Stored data
------------

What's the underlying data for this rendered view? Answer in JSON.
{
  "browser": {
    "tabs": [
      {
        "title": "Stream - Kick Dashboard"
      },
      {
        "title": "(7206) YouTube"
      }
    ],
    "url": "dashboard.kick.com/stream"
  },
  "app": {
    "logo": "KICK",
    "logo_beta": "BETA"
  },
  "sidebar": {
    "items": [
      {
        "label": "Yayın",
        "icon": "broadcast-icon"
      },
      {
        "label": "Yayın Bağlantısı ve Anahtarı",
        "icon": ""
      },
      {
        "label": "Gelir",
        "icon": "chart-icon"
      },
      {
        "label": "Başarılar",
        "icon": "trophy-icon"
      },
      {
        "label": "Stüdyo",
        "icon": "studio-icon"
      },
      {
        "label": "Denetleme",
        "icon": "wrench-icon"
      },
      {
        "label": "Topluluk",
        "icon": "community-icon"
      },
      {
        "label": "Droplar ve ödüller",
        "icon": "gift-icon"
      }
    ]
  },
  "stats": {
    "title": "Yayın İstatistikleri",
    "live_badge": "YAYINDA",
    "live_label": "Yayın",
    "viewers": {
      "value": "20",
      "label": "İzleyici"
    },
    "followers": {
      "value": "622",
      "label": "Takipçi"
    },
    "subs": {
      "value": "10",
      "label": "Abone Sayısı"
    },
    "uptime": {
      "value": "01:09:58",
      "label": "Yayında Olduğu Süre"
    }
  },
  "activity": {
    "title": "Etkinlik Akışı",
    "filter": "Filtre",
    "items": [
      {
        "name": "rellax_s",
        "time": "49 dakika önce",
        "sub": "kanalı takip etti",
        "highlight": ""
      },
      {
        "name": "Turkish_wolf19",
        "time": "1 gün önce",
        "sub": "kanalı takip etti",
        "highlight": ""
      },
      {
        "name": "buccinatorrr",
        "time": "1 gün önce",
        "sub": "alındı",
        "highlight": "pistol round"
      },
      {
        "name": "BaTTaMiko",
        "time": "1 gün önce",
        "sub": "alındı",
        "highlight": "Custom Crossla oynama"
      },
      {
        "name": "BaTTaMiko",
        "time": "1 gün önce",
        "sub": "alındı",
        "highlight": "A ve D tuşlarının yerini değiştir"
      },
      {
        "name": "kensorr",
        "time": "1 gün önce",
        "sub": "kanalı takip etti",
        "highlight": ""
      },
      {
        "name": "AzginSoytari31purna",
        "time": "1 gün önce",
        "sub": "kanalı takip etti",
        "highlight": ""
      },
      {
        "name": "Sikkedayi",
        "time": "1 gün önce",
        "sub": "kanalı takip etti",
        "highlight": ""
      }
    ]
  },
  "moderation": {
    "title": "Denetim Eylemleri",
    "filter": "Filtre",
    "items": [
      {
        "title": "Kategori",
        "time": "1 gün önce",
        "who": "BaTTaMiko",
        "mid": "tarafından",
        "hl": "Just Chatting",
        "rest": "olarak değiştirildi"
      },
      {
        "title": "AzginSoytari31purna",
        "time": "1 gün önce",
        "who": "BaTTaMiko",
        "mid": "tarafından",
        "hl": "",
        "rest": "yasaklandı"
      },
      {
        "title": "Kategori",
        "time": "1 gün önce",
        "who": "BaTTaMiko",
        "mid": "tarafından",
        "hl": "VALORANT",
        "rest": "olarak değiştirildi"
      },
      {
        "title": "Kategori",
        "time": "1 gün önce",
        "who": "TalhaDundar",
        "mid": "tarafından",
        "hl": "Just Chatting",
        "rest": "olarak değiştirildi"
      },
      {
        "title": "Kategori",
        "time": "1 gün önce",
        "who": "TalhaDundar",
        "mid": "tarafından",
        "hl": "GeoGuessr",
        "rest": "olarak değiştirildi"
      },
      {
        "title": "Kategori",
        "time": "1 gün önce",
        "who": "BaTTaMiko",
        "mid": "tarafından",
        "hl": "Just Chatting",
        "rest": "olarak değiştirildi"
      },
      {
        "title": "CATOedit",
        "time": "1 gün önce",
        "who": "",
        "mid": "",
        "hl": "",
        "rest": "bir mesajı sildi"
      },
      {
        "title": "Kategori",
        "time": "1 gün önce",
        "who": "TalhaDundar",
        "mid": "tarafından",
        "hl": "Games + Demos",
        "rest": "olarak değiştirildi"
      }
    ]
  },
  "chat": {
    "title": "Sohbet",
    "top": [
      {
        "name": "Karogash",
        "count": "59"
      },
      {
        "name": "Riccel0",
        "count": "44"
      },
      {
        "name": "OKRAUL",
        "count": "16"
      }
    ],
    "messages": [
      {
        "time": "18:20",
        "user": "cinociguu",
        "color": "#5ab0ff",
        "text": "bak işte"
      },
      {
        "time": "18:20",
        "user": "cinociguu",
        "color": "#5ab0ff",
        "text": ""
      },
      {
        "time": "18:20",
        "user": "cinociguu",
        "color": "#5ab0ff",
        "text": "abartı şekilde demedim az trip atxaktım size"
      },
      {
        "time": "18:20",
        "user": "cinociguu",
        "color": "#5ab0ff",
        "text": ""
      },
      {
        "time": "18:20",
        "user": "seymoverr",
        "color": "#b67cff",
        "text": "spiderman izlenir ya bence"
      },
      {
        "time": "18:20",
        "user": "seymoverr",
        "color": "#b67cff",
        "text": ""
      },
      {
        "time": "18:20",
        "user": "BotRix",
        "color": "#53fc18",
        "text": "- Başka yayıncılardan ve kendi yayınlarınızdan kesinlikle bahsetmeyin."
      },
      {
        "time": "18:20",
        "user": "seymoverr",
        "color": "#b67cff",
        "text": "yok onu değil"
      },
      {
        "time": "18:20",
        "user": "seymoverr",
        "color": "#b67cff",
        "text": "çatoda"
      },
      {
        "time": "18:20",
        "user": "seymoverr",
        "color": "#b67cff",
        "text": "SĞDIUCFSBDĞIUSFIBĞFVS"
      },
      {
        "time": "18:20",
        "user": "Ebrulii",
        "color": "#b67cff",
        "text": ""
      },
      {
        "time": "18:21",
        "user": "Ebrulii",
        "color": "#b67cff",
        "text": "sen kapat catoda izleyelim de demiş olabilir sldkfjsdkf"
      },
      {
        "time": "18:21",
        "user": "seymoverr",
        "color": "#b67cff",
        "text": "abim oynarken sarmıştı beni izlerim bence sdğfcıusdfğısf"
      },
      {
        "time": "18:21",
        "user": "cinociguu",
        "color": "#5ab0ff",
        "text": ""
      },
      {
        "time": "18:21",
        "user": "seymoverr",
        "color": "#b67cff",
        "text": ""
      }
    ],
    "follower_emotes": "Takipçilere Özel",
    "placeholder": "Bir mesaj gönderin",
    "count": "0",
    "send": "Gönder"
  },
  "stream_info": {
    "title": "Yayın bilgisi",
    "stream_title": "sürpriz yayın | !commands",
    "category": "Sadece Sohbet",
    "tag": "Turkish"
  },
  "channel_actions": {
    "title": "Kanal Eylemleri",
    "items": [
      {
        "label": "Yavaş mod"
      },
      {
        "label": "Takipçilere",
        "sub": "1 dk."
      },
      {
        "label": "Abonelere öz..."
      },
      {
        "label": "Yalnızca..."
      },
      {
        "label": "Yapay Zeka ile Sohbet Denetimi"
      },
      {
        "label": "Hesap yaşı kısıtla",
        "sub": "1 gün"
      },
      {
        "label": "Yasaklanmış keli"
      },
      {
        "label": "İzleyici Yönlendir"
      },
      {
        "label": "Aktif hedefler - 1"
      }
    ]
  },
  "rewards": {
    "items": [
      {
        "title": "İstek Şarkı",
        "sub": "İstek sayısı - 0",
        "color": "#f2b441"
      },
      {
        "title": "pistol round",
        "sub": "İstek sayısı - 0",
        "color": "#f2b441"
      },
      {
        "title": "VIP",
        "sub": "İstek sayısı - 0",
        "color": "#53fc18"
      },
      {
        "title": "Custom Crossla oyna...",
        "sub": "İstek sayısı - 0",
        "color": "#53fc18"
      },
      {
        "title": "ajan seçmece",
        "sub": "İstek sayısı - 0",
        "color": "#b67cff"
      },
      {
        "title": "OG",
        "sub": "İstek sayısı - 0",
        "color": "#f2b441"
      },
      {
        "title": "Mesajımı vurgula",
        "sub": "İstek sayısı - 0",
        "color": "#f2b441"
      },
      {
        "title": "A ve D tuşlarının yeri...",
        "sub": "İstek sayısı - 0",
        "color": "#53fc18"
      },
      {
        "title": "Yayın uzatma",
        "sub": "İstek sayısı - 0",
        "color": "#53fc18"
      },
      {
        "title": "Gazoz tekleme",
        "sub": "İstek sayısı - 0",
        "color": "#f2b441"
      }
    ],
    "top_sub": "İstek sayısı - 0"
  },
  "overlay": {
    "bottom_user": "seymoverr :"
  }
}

------------

What is being asked: Using the listing, collect all lines in which the string "Eylemleri" is found.

Response:
    "title": "Denetim Eylemleri",
    "title": "Kanal Eylemleri",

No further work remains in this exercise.